WRITTEN INSTRUCTION A |
Answer these questions using the article on the tetrapod footprints found in North Yorkshire:
(i) In what year was the trackway first discovered, and by whom?
(ii) To which ichnogenus are the prints assigned?
(iii) What nickname have some of Dr. Angela Milner's colleagues given these animals?
WRITTEN INSTRUCTION B | Write a continuation of the article on the Hardraw tetrapod trackway, beginning after its final sentence.
** start of ARTICLE **
340-Million-Year-Old Tetrapod Footprints Uncovered in UK

Wednesday, December 18, 2019

The 340-million-year-old Hardraw trackway. Image credit: Trustees of the Natural History Museum.

Paleontologists have discovered an ancient tetrapod (land vertebrate) trackway in North Yorkshire, England, dating back to the Carboniferous period. Made about 340 million years ago, it’s the oldest known tetrapod trackway ever found in the United Kingdom.

The Carboniferous trackway was first discovered in 1977 by S.J. Maude near the waterfall Hardraw Force in Wensleydale, the north Yorkshire Dales.

Assigned to the ichnogenus Palaeosauropus, the prints were made by an edpoid temnospondyl, a primitive semiaquatic amphibian.

Temnospondyls were highly successful animals, appearing during the Carboniferous period and evolving over the next 210 million years into a wide variety of forms,” the paleontologists explained.

“While some were about the same size as modern-day amphibians many grew to enormous sizes.”

“Some of these things were large crocodile-like animals at least two meters long with big heads,” said Dr. Angela Milner, a researcher in the Department of Earth Sciences at the Natural History Museum, London.

“They have been nicknamed by some of my colleagues as croco-manders, because they look like a crocodile but had the same lifestyle and walked the same way as salamanders.”
** end of ARTICLE **
** start of PROVIDED RECORDS **
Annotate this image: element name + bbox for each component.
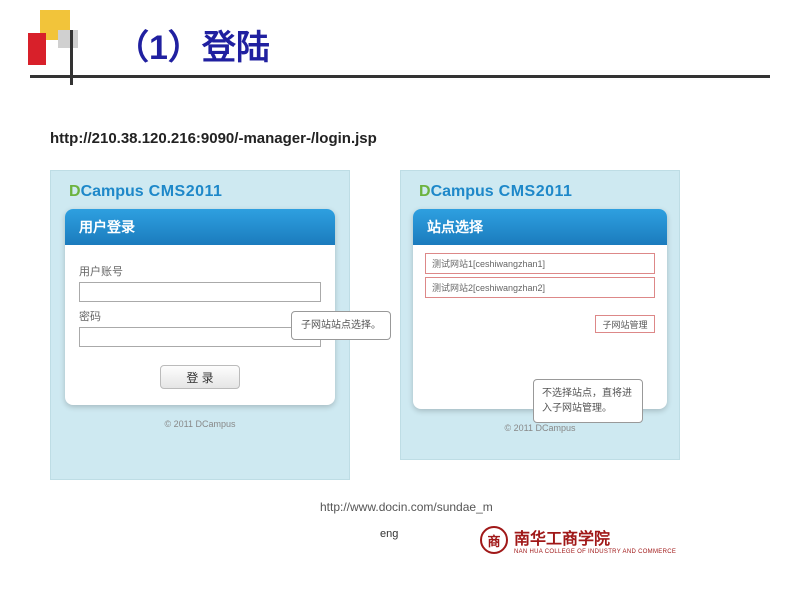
school-logo-text-group: 南华工商学院 NAN HUA COLLEGE OF INDUSTRY AND C… <box>514 525 676 555</box>
school-name: 南华工商学院 <box>514 531 610 548</box>
login-url: http://210.38.120.216:9090/-manager-/log… <box>50 130 377 147</box>
subsite-manage-button[interactable]: 子网站管理 <box>595 315 655 333</box>
brand-logo-right: DCampus CMS2011 <box>401 171 679 205</box>
callout-site-select: 子网站站点选择。 <box>291 311 391 340</box>
login-card: 用户登录 用户账号 密码 登 录 <box>65 209 335 405</box>
footer-eng: eng <box>380 528 398 540</box>
school-name-en: NAN HUA COLLEGE OF INDUSTRY AND COMMERCE <box>514 549 676 555</box>
login-copyright: © 2011 DCampus <box>51 405 349 429</box>
login-button[interactable]: 登 录 <box>160 365 240 389</box>
brand-campus-r: Campus <box>431 183 494 200</box>
brand-cms: CMS2011 <box>144 183 223 200</box>
site-item[interactable]: 测试网站1[ceshiwangzhan1] <box>425 253 655 274</box>
brand-d-r: D <box>419 183 431 200</box>
username-input[interactable] <box>79 282 321 302</box>
password-input[interactable] <box>79 327 321 347</box>
site-item[interactable]: 测试网站2[ceshiwangzhan2] <box>425 277 655 298</box>
square-red <box>28 33 46 65</box>
site-select-card: 站点选择 测试网站1[ceshiwangzhan1] 测试网站2[ceshiwa… <box>413 209 667 409</box>
slide-title: （1）登陆 <box>115 20 270 69</box>
password-label: 密码 <box>79 308 321 324</box>
divider-horizontal <box>30 75 770 78</box>
site-list: 测试网站1[ceshiwangzhan1] 测试网站2[ceshiwangzha… <box>413 245 667 311</box>
username-label: 用户账号 <box>79 263 321 279</box>
brand-campus: Campus <box>81 183 144 200</box>
panels-row: DCampus CMS2011 用户登录 用户账号 密码 登 录 © 2011 … <box>50 170 770 480</box>
square-gray <box>58 30 78 48</box>
site-select-panel: DCampus CMS2011 站点选择 测试网站1[ceshiwangzhan… <box>400 170 680 460</box>
callout-no-select: 不选择站点，直将进入子网站管理。 <box>533 379 643 423</box>
login-card-header: 用户登录 <box>65 209 335 245</box>
slide-header: （1）登陆 <box>0 0 800 100</box>
footer-docin-url: http://www.docin.com/sundae_m <box>320 500 493 514</box>
brand-logo: DCampus CMS2011 <box>51 171 349 205</box>
brand-d: D <box>69 183 81 200</box>
school-seal-icon: 商 <box>480 526 508 554</box>
footer-school-logo: 商 南华工商学院 NAN HUA COLLEGE OF INDUSTRY AND… <box>480 525 676 555</box>
brand-cms-r: CMS2011 <box>494 183 573 200</box>
site-select-header: 站点选择 <box>413 209 667 245</box>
** end of PROVIDED RECORDS **
EXERCISE ANSWER A |
(i) 1977, by S.J. Maude.
(ii) Palaeosauropus.
(iii) Croco-manders.

EXERCISE ANSWER B |
In order to better visualize the Hardraw trackway, Dr. Milner and colleagues 3D scanned the specimen.

“We used scanning and photography to make a 3D digital model, allowing us to better visualize and identify the footprints and invertebrate traces,” explained Hannah Bird, a researcher with Dudley Museum and assistant curator of Carboniferous specimens at the Virtual Natural History Museum.

“Determining whether individual prints were made by hands or feet, as well as the direction of movement, certainly proved troublesome at times but we were finally able to reconstruct how this amphibian might have moved in life.”

“It was revealed that the edpoid walked across the sandy bed of river delta along with contemporary invertebrate animals including arthropods, worms and mollusks.”

The team’s paper was published in the Journal of the Geological Society.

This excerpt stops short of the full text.